» CHALLENGE
Scan the records for the word "linear". Copy each line that includes it.

» GIVEN RECORDS
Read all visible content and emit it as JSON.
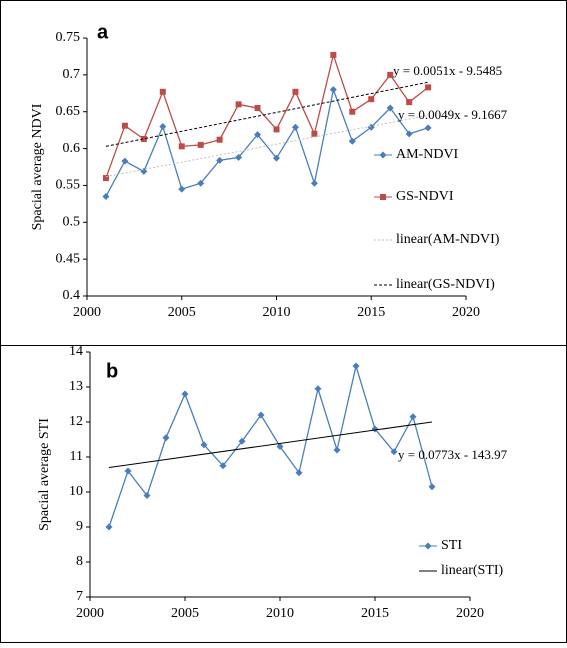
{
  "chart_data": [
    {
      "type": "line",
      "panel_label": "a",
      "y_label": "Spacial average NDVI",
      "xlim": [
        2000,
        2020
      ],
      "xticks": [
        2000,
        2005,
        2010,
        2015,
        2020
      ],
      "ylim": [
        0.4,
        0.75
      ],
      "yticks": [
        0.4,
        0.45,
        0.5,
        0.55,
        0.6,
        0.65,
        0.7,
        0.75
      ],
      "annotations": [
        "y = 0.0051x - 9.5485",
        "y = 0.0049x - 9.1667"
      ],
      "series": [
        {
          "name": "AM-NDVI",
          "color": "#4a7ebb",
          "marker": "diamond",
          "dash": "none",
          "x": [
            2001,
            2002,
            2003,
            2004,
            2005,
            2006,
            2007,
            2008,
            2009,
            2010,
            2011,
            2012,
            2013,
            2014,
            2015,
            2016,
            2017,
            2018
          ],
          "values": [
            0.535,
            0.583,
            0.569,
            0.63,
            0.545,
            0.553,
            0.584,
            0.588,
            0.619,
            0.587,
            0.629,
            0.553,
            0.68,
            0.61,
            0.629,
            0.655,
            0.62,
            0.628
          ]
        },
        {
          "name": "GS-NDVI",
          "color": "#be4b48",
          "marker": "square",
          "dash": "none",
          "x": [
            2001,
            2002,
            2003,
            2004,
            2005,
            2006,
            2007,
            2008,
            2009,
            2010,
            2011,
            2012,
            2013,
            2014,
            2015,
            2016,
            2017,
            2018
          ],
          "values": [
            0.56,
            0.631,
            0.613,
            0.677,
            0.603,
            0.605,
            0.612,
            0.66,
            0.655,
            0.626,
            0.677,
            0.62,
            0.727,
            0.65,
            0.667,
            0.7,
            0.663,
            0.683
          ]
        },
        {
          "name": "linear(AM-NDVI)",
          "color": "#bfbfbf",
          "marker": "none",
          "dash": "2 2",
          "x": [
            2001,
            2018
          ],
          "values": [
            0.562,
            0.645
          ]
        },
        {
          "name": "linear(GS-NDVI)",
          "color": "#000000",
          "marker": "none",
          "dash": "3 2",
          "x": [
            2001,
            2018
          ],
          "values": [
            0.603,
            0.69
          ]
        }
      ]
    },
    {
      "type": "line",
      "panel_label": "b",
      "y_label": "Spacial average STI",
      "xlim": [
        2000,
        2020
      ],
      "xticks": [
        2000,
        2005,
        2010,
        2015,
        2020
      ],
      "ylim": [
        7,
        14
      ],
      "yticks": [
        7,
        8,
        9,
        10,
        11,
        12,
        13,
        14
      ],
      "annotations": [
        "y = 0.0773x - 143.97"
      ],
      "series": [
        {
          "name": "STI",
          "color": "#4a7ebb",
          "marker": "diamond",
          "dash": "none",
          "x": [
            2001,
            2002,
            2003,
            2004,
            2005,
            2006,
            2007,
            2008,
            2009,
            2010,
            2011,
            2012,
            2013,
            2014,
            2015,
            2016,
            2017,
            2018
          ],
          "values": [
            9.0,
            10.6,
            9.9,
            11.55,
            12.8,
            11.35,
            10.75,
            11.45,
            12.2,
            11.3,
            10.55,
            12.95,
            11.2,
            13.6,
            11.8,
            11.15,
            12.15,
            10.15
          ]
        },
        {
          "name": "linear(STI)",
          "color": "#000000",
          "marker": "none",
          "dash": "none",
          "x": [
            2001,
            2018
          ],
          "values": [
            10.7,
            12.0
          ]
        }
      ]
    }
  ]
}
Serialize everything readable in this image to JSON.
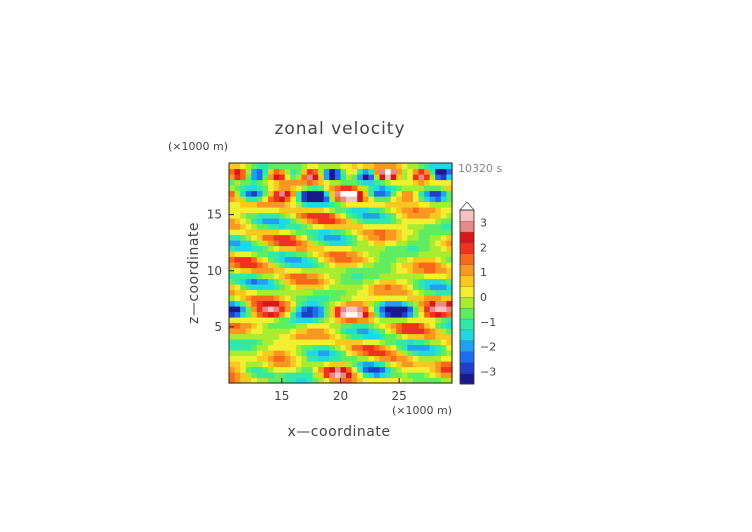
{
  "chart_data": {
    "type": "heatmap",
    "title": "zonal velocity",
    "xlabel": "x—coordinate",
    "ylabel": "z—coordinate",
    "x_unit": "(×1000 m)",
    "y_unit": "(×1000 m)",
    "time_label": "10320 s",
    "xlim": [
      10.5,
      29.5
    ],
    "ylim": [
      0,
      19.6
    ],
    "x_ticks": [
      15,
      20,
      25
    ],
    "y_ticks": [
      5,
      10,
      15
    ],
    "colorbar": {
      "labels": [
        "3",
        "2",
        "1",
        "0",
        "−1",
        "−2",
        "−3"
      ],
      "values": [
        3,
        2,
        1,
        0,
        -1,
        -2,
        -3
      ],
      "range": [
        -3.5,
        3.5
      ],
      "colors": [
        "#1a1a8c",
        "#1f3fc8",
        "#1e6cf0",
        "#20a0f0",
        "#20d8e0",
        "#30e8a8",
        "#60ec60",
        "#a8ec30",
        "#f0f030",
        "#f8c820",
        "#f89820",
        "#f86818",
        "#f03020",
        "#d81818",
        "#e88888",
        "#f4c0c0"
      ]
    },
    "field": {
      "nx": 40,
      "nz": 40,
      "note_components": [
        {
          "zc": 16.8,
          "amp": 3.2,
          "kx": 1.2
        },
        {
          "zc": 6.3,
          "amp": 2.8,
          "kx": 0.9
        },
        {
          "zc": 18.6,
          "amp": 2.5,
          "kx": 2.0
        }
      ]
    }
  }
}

» SOLUTION TO THE PROBLEM
          "name": "linear(AM-NDVI)",
          "name": "linear(GS-NDVI)",
          "name": "linear(STI)",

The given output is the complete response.